*Problem statement*: Extract all lines in the data that contain the word "Loxodonta".
══ Records provided ══
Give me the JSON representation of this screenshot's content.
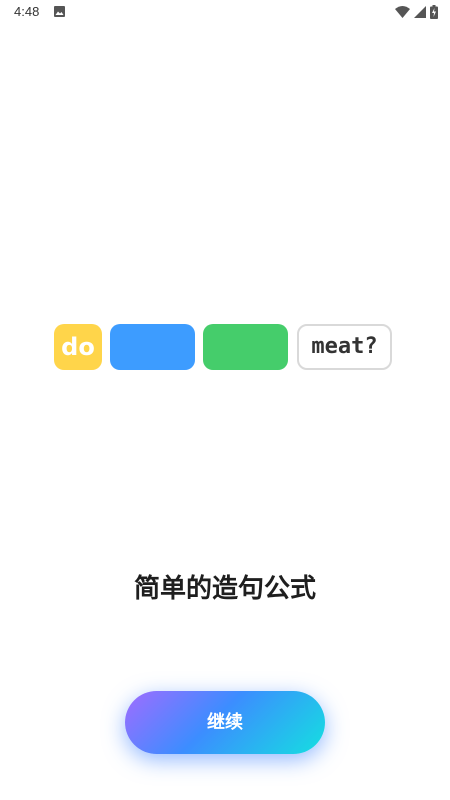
{
  "status_bar": {
    "time": "4:48",
    "icons": [
      "image-icon",
      "wifi-icon",
      "signal-icon",
      "battery-icon"
    ]
  },
  "sentence_blocks": [
    {
      "text": "do",
      "color": "#ffd54a"
    },
    {
      "text": "",
      "color": "#3d9cff"
    },
    {
      "text": "",
      "color": "#45cd6b"
    },
    {
      "text": "meat?",
      "color": "#ffffff"
    }
  ],
  "title": "简单的造句公式",
  "continue_button": {
    "label": "继续"
  },
  "colors": {
    "button_gradient_start": "#a06cff",
    "button_gradient_mid": "#3c8dff",
    "button_gradient_end": "#14e0e0"
  }
}
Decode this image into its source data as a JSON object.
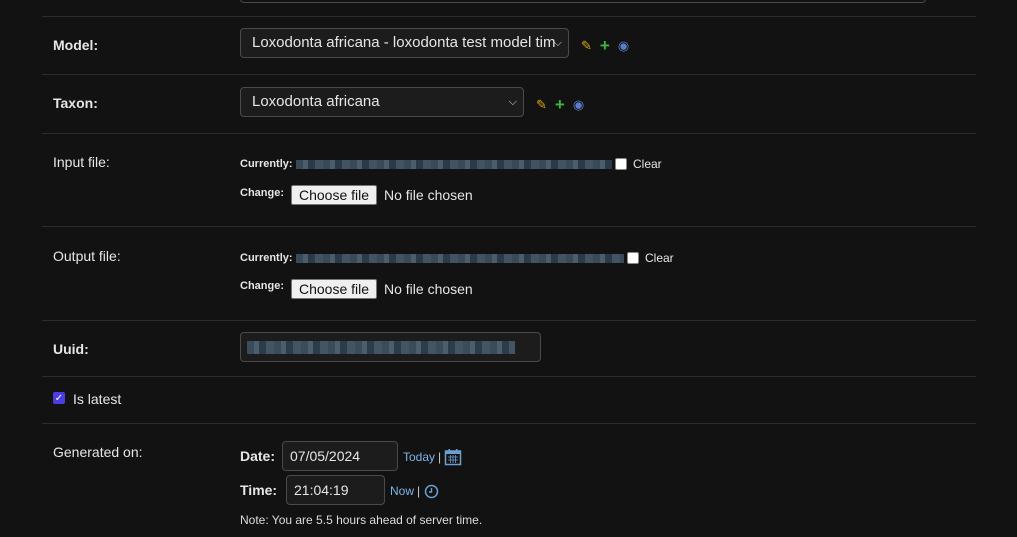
{
  "model": {
    "label": "Model:",
    "value": "Loxodonta africana - loxodonta test model tim"
  },
  "taxon": {
    "label": "Taxon:",
    "value": "Loxodonta africana"
  },
  "input_file": {
    "label": "Input file:",
    "currently_label": "Currently:",
    "clear_label": "Clear",
    "change_label": "Change:",
    "choose_label": "Choose file",
    "no_file": "No file chosen"
  },
  "output_file": {
    "label": "Output file:",
    "currently_label": "Currently:",
    "clear_label": "Clear",
    "change_label": "Change:",
    "choose_label": "Choose file",
    "no_file": "No file chosen"
  },
  "uuid": {
    "label": "Uuid:"
  },
  "is_latest": {
    "label": "Is latest",
    "checked": true
  },
  "generated_on": {
    "label": "Generated on:",
    "date_label": "Date:",
    "date_value": "07/05/2024",
    "today_link": "Today",
    "sep1": "|",
    "time_label": "Time:",
    "time_value": "21:04:19",
    "now_link": "Now",
    "sep2": "|",
    "note": "Note: You are 5.5 hours ahead of server time."
  },
  "icons": {
    "edit": "pencil-icon",
    "add": "plus-icon",
    "view": "eye-icon",
    "calendar": "calendar-icon",
    "clock": "clock-icon"
  },
  "colors": {
    "background": "#121212",
    "link": "#7cb4e6",
    "edit": "#d6a516",
    "add": "#3cb53c",
    "view": "#5b7cc9",
    "checkbox": "#4b3ee0"
  }
}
═══
*Answer to this task*:
    "value": "Loxodonta africana - loxodonta test model tim"
    "value": "Loxodonta africana"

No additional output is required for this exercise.